Start of Provided data

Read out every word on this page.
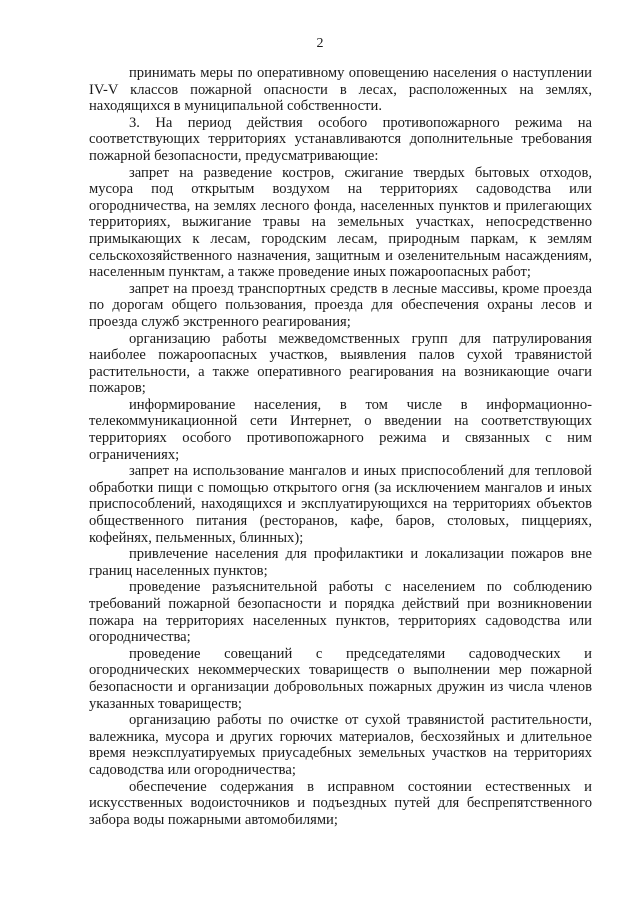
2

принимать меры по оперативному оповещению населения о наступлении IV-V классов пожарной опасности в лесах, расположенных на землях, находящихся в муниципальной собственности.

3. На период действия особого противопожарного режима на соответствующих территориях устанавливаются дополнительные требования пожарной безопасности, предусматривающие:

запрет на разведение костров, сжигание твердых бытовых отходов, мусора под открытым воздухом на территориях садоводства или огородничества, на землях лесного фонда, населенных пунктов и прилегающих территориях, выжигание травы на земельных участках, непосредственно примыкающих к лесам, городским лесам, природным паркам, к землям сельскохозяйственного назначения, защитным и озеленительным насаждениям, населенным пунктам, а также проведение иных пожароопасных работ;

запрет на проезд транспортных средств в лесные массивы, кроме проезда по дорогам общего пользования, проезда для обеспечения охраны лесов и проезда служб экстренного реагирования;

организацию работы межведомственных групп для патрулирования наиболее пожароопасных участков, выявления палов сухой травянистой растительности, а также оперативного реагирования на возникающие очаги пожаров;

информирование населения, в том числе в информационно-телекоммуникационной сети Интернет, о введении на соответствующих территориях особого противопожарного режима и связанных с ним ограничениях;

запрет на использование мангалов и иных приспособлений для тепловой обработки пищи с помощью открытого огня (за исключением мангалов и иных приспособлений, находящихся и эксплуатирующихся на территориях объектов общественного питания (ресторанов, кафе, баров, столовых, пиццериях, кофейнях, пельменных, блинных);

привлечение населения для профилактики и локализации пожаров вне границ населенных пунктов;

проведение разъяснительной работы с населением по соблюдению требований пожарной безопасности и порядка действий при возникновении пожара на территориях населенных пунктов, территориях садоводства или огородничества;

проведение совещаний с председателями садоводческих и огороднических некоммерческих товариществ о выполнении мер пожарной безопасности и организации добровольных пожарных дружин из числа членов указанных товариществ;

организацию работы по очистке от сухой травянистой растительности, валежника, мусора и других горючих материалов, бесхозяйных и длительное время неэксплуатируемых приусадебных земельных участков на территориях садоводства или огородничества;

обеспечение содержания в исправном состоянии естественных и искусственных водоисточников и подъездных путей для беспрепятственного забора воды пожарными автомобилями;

End of Provided data

Restate every record exactly, please; do not copy the pictures.

Output for this task:
Read out every word on this page.
2

принимать меры по оперативному оповещению населения о наступлении IV-V классов пожарной опасности в лесах, расположенных на землях, находящихся в муниципальной собственности.

3. На период действия особого противопожарного режима на соответствующих территориях устанавливаются дополнительные требования пожарной безопасности, предусматривающие:

запрет на разведение костров, сжигание твердых бытовых отходов, мусора под открытым воздухом на территориях садоводства или огородничества, на землях лесного фонда, населенных пунктов и прилегающих территориях, выжигание травы на земельных участках, непосредственно примыкающих к лесам, городским лесам, природным паркам, к землям сельскохозяйственного назначения, защитным и озеленительным насаждениям, населенным пунктам, а также проведение иных пожароопасных работ;

запрет на проезд транспортных средств в лесные массивы, кроме проезда по дорогам общего пользования, проезда для обеспечения охраны лесов и проезда служб экстренного реагирования;

организацию работы межведомственных групп для патрулирования наиболее пожароопасных участков, выявления палов сухой травянистой растительности, а также оперативного реагирования на возникающие очаги пожаров;

информирование населения, в том числе в информационно-телекоммуникационной сети Интернет, о введении на соответствующих территориях особого противопожарного режима и связанных с ним ограничениях;

запрет на использование мангалов и иных приспособлений для тепловой обработки пищи с помощью открытого огня (за исключением мангалов и иных приспособлений, находящихся и эксплуатирующихся на территориях объектов общественного питания (ресторанов, кафе, баров, столовых, пиццериях, кофейнях, пельменных, блинных);

привлечение населения для профилактики и локализации пожаров вне границ населенных пунктов;

проведение разъяснительной работы с населением по соблюдению требований пожарной безопасности и порядка действий при возникновении пожара на территориях населенных пунктов, территориях садоводства или огородничества;

проведение совещаний с председателями садоводческих и огороднических некоммерческих товариществ о выполнении мер пожарной безопасности и организации добровольных пожарных дружин из числа членов указанных товариществ;

организацию работы по очистке от сухой травянистой растительности, валежника, мусора и других горючих материалов, бесхозяйных и длительное время неэксплуатируемых приусадебных земельных участков на территориях садоводства или огородничества;

обеспечение содержания в исправном состоянии естественных и искусственных водоисточников и подъездных путей для беспрепятственного забора воды пожарными автомобилями;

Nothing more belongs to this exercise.